* _Stated problem_: Using the entries that follow, count the lines containing the word "JSON" and give that number by itself.
## BEGIN Information shown
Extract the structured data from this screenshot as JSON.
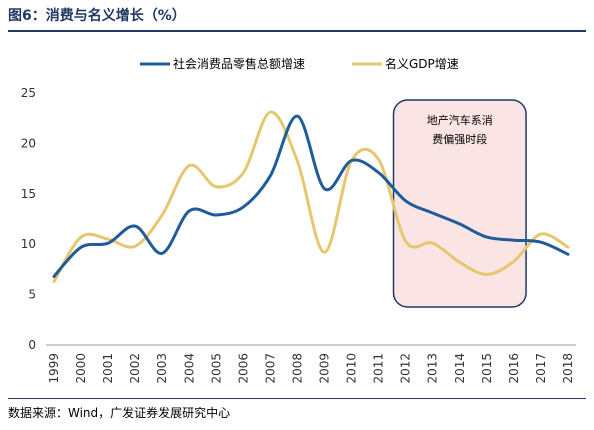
{
  "figure": {
    "title": "图6：消费与名义增长（%）",
    "source": "数据来源：Wind，广发证券发展研究中心"
  },
  "chart_data": {
    "type": "line",
    "title": "",
    "xlabel": "",
    "ylabel": "",
    "x": [
      "1999",
      "2000",
      "2001",
      "2002",
      "2003",
      "2004",
      "2005",
      "2006",
      "2007",
      "2008",
      "2009",
      "2010",
      "2011",
      "2012",
      "2013",
      "2014",
      "2015",
      "2016",
      "2017",
      "2018"
    ],
    "ylim": [
      0,
      25
    ],
    "yticks": [
      0,
      5,
      10,
      15,
      20,
      25
    ],
    "grid": false,
    "legend_position": "top",
    "series": [
      {
        "name": "社会消费品零售总额增速",
        "color": "#1f5c99",
        "values": [
          6.8,
          9.7,
          10.1,
          11.8,
          9.1,
          13.3,
          12.9,
          13.7,
          16.8,
          22.7,
          15.5,
          18.3,
          17.1,
          14.3,
          13.1,
          12.0,
          10.7,
          10.4,
          10.2,
          9.0
        ]
      },
      {
        "name": "名义GDP增速",
        "color": "#e6c66e",
        "values": [
          6.3,
          10.7,
          10.5,
          9.8,
          12.9,
          17.8,
          15.7,
          17.1,
          23.1,
          18.2,
          9.2,
          18.3,
          18.4,
          10.3,
          10.1,
          8.2,
          7.0,
          8.3,
          11.0,
          9.7
        ]
      }
    ],
    "annotation": {
      "lines": [
        "地产汽车系消",
        "费偏强时段"
      ],
      "from": "2012",
      "to": "2016",
      "fill": "#fbe4e4",
      "stroke": "#1f3864"
    }
  }
}
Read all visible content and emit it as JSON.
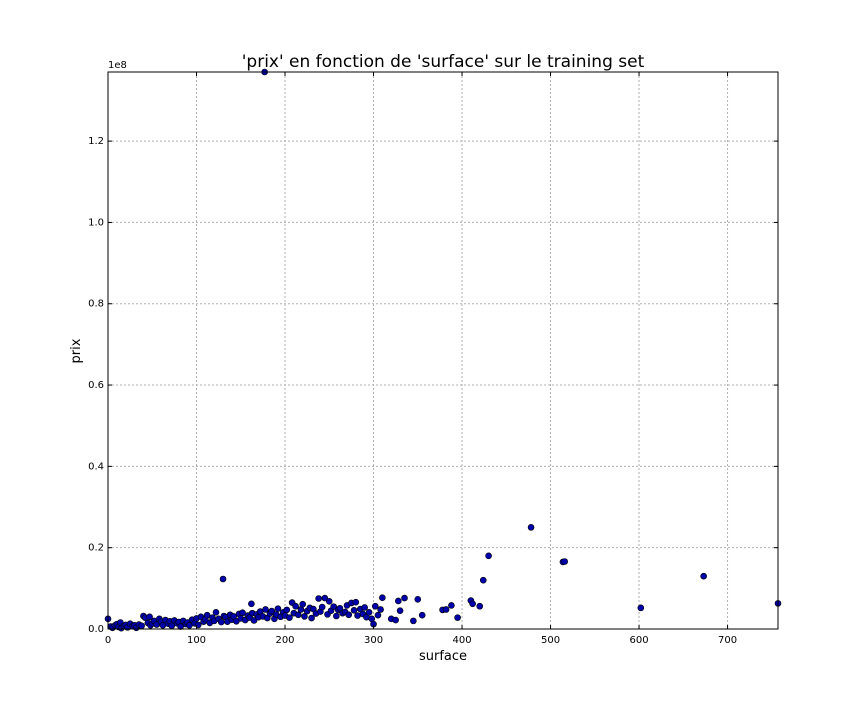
{
  "chart_data": {
    "type": "scatter",
    "title": "'prix' en fonction de 'surface' sur le training set",
    "xlabel": "surface",
    "ylabel": "prix",
    "xlim": [
      0,
      757
    ],
    "ylim": [
      0,
      137000000
    ],
    "xticks": [
      0,
      100,
      200,
      300,
      400,
      500,
      600,
      700
    ],
    "yticks": [
      0,
      20000000,
      40000000,
      60000000,
      80000000,
      100000000,
      120000000
    ],
    "ytick_labels": [
      "0.0",
      "0.2",
      "0.4",
      "0.6",
      "0.8",
      "1.0",
      "1.2"
    ],
    "y_offset_label": "1e8",
    "grid": true,
    "marker_color": "#0000aa",
    "points": [
      [
        0,
        2500000
      ],
      [
        3,
        600000
      ],
      [
        5,
        300000
      ],
      [
        8,
        900000
      ],
      [
        10,
        1200000
      ],
      [
        12,
        500000
      ],
      [
        14,
        1600000
      ],
      [
        15,
        200000
      ],
      [
        18,
        800000
      ],
      [
        20,
        1000000
      ],
      [
        22,
        400000
      ],
      [
        25,
        1300000
      ],
      [
        28,
        700000
      ],
      [
        30,
        900000
      ],
      [
        32,
        300000
      ],
      [
        35,
        1100000
      ],
      [
        38,
        800000
      ],
      [
        40,
        3200000
      ],
      [
        42,
        2800000
      ],
      [
        45,
        1500000
      ],
      [
        47,
        3000000
      ],
      [
        48,
        900000
      ],
      [
        50,
        1400000
      ],
      [
        52,
        2000000
      ],
      [
        55,
        1100000
      ],
      [
        58,
        2500000
      ],
      [
        60,
        1800000
      ],
      [
        62,
        900000
      ],
      [
        65,
        2200000
      ],
      [
        68,
        1300000
      ],
      [
        70,
        1900000
      ],
      [
        72,
        800000
      ],
      [
        75,
        2100000
      ],
      [
        78,
        1400000
      ],
      [
        80,
        1700000
      ],
      [
        82,
        600000
      ],
      [
        85,
        2000000
      ],
      [
        88,
        1200000
      ],
      [
        90,
        1600000
      ],
      [
        92,
        900000
      ],
      [
        95,
        2300000
      ],
      [
        98,
        1400000
      ],
      [
        100,
        2600000
      ],
      [
        102,
        1000000
      ],
      [
        105,
        3000000
      ],
      [
        108,
        1800000
      ],
      [
        110,
        2400000
      ],
      [
        112,
        3400000
      ],
      [
        115,
        1500000
      ],
      [
        118,
        2800000
      ],
      [
        120,
        2000000
      ],
      [
        122,
        4100000
      ],
      [
        125,
        2500000
      ],
      [
        128,
        1700000
      ],
      [
        130,
        12300000
      ],
      [
        131,
        3200000
      ],
      [
        133,
        2900000
      ],
      [
        135,
        1800000
      ],
      [
        138,
        3500000
      ],
      [
        140,
        2300000
      ],
      [
        142,
        3100000
      ],
      [
        145,
        1900000
      ],
      [
        148,
        3700000
      ],
      [
        150,
        2600000
      ],
      [
        152,
        4000000
      ],
      [
        155,
        2200000
      ],
      [
        158,
        3300000
      ],
      [
        160,
        2800000
      ],
      [
        162,
        6200000
      ],
      [
        163,
        3900000
      ],
      [
        165,
        2100000
      ],
      [
        168,
        3600000
      ],
      [
        170,
        2900000
      ],
      [
        172,
        4300000
      ],
      [
        175,
        3100000
      ],
      [
        177,
        137000000
      ],
      [
        178,
        4800000
      ],
      [
        180,
        2700000
      ],
      [
        183,
        3800000
      ],
      [
        185,
        4400000
      ],
      [
        188,
        2500000
      ],
      [
        190,
        3600000
      ],
      [
        192,
        5000000
      ],
      [
        195,
        3000000
      ],
      [
        198,
        4100000
      ],
      [
        200,
        3300000
      ],
      [
        202,
        4700000
      ],
      [
        205,
        2800000
      ],
      [
        208,
        6500000
      ],
      [
        210,
        3900000
      ],
      [
        212,
        5600000
      ],
      [
        215,
        3500000
      ],
      [
        218,
        4800000
      ],
      [
        220,
        6100000
      ],
      [
        222,
        3100000
      ],
      [
        225,
        4400000
      ],
      [
        228,
        5200000
      ],
      [
        230,
        2700000
      ],
      [
        232,
        4900000
      ],
      [
        235,
        3800000
      ],
      [
        238,
        7500000
      ],
      [
        240,
        4300000
      ],
      [
        242,
        5400000
      ],
      [
        245,
        7600000
      ],
      [
        248,
        3600000
      ],
      [
        250,
        6800000
      ],
      [
        252,
        4500000
      ],
      [
        255,
        5500000
      ],
      [
        258,
        3200000
      ],
      [
        260,
        4700000
      ],
      [
        262,
        5100000
      ],
      [
        265,
        3900000
      ],
      [
        268,
        4200000
      ],
      [
        270,
        5800000
      ],
      [
        272,
        3500000
      ],
      [
        275,
        6400000
      ],
      [
        278,
        4600000
      ],
      [
        280,
        6600000
      ],
      [
        282,
        3300000
      ],
      [
        285,
        4900000
      ],
      [
        288,
        3700000
      ],
      [
        290,
        5300000
      ],
      [
        292,
        2900000
      ],
      [
        295,
        4100000
      ],
      [
        298,
        2500000
      ],
      [
        300,
        1200000
      ],
      [
        302,
        5600000
      ],
      [
        305,
        3400000
      ],
      [
        308,
        4800000
      ],
      [
        310,
        7700000
      ],
      [
        320,
        2500000
      ],
      [
        325,
        2200000
      ],
      [
        328,
        6900000
      ],
      [
        330,
        4500000
      ],
      [
        335,
        7600000
      ],
      [
        345,
        2000000
      ],
      [
        350,
        7300000
      ],
      [
        355,
        3400000
      ],
      [
        378,
        4700000
      ],
      [
        382,
        4800000
      ],
      [
        388,
        5800000
      ],
      [
        395,
        2800000
      ],
      [
        410,
        7000000
      ],
      [
        412,
        6200000
      ],
      [
        420,
        5600000
      ],
      [
        424,
        12000000
      ],
      [
        430,
        18000000
      ],
      [
        478,
        25000000
      ],
      [
        514,
        16500000
      ],
      [
        516,
        16600000
      ],
      [
        602,
        5200000
      ],
      [
        673,
        13000000
      ],
      [
        757,
        6300000
      ]
    ]
  }
}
## END Information shown
* _Solution to the problem_: 2